Excerpted data:
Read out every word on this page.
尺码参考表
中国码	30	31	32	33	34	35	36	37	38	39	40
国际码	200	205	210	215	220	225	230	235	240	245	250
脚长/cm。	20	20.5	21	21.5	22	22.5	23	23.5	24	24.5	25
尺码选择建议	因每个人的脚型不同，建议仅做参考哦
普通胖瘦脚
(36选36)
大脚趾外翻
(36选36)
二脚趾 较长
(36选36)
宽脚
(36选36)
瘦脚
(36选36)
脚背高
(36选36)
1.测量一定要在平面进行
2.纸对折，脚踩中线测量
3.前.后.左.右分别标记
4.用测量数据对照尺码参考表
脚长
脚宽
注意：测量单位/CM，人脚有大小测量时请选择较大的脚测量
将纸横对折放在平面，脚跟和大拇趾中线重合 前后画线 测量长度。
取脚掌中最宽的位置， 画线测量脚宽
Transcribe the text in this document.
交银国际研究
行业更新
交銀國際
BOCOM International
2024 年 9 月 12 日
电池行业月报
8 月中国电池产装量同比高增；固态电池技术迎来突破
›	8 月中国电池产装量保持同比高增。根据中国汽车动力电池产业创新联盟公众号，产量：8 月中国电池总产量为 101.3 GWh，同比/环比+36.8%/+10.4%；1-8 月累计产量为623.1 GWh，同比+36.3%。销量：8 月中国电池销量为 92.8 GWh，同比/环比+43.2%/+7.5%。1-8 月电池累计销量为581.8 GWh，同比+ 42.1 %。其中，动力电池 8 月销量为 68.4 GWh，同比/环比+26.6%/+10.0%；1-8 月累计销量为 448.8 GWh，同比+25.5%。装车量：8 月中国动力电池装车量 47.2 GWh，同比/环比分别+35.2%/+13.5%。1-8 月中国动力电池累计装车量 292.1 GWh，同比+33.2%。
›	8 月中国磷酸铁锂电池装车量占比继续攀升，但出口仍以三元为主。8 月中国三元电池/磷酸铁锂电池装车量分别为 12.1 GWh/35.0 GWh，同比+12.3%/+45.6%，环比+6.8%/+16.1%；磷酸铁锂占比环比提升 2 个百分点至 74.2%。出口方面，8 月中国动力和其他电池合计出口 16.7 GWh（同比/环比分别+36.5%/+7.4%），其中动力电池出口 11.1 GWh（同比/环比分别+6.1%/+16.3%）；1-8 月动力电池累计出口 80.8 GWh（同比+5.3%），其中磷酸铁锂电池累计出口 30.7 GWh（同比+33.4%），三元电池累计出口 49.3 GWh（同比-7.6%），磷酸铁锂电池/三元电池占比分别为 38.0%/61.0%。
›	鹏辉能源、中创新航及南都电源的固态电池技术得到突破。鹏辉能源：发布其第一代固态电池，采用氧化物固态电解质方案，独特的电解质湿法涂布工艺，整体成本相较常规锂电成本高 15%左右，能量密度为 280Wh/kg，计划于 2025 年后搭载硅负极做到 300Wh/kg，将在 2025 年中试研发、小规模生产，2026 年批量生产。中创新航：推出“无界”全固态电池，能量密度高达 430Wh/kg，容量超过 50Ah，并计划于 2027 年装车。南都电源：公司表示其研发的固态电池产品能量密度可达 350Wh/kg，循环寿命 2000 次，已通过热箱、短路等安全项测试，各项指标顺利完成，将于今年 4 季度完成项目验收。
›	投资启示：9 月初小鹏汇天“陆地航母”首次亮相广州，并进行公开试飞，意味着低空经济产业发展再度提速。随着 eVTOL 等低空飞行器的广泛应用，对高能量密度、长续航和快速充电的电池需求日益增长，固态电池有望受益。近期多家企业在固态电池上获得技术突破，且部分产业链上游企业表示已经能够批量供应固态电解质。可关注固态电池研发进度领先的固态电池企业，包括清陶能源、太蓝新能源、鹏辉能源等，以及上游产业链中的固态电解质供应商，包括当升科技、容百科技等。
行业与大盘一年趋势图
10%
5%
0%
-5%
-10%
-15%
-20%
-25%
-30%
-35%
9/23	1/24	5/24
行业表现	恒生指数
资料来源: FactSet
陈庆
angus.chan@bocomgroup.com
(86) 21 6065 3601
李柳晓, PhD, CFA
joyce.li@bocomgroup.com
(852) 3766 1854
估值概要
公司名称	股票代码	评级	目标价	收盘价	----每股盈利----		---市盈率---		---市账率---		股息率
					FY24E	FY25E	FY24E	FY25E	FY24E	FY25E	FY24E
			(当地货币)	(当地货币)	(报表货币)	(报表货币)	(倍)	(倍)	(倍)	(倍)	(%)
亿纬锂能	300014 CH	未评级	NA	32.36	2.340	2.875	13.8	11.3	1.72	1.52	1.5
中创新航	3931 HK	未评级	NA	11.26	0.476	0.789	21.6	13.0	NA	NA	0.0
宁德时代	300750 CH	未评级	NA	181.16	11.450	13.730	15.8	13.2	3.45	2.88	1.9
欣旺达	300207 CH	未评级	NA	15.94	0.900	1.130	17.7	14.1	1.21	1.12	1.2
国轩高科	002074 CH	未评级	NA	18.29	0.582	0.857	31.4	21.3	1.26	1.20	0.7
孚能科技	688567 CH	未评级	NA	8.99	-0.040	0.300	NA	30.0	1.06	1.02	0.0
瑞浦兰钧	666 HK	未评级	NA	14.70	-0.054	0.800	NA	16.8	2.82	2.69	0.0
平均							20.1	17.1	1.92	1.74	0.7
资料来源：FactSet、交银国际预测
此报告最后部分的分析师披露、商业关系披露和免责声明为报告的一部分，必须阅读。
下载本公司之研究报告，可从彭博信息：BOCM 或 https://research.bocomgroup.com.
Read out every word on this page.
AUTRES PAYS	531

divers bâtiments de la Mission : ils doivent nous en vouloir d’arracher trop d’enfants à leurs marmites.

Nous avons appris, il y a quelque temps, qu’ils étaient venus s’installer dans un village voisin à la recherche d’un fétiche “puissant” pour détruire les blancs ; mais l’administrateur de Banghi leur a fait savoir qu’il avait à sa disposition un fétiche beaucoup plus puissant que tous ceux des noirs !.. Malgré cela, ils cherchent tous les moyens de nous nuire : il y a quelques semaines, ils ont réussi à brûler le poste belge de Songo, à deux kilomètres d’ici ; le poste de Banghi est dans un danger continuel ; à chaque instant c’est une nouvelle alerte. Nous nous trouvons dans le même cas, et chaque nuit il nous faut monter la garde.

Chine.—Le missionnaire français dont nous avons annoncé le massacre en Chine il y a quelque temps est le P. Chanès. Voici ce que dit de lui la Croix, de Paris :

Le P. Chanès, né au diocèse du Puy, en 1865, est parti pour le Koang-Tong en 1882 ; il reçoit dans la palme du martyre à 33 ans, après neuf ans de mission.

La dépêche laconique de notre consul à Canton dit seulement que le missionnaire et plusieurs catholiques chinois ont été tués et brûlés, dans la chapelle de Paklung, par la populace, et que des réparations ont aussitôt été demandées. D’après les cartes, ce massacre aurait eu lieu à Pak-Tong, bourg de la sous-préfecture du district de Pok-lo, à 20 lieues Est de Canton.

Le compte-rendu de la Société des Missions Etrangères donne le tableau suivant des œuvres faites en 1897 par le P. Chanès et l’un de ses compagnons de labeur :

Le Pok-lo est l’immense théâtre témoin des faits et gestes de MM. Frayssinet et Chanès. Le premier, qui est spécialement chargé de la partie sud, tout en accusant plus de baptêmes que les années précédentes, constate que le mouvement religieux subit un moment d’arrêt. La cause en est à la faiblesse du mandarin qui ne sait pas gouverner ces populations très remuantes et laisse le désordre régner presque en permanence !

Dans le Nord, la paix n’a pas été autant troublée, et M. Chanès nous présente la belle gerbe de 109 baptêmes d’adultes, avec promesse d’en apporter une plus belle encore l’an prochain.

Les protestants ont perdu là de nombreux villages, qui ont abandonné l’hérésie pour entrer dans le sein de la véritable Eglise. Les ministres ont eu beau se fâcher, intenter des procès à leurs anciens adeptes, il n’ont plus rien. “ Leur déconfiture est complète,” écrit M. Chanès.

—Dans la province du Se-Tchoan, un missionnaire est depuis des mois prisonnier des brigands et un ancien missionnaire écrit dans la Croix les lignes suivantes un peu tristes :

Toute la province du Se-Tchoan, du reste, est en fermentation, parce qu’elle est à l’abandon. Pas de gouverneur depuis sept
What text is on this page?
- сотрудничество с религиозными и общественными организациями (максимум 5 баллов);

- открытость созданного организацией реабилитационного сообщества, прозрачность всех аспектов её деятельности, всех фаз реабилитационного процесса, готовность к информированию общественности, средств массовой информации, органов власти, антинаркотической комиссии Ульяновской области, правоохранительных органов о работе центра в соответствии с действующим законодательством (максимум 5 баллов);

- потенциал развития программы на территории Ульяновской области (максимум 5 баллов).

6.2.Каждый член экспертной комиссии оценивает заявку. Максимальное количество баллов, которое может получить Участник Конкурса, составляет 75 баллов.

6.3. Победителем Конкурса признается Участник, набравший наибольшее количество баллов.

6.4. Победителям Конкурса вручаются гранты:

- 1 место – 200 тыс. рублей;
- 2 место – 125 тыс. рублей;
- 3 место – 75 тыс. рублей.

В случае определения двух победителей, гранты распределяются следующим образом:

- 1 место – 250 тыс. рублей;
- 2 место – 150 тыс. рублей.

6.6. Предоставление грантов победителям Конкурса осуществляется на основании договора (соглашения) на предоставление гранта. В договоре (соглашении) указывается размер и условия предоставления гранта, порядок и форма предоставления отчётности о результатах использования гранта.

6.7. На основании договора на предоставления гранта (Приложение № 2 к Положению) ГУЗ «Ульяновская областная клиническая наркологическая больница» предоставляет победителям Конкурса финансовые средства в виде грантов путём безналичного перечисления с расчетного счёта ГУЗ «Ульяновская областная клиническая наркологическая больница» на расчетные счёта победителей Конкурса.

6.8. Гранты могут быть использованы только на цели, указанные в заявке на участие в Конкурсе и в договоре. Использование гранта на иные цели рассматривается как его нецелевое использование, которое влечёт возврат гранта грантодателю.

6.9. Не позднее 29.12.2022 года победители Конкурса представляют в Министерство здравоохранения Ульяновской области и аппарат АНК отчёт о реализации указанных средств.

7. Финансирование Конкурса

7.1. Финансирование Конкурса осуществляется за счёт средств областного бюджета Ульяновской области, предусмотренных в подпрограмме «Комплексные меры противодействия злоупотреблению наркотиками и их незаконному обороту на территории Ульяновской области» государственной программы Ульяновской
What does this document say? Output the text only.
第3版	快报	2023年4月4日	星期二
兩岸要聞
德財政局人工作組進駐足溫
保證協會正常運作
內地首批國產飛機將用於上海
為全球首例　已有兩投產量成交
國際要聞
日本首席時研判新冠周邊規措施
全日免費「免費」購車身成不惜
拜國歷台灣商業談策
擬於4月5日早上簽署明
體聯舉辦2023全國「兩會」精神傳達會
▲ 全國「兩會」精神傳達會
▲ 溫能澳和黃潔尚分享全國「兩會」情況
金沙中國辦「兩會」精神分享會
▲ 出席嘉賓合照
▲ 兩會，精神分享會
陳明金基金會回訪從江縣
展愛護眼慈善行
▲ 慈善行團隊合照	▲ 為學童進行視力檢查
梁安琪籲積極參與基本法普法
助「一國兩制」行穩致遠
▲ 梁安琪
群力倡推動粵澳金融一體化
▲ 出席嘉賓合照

What the exercise asks: Show every line from the entries above in which the word "this" appears.

Answer for the task:
Read out every word on this page.
Transcribe the text in this document.
Read out every word on this page.
What text is on this page?
What does this document say? Output the text only.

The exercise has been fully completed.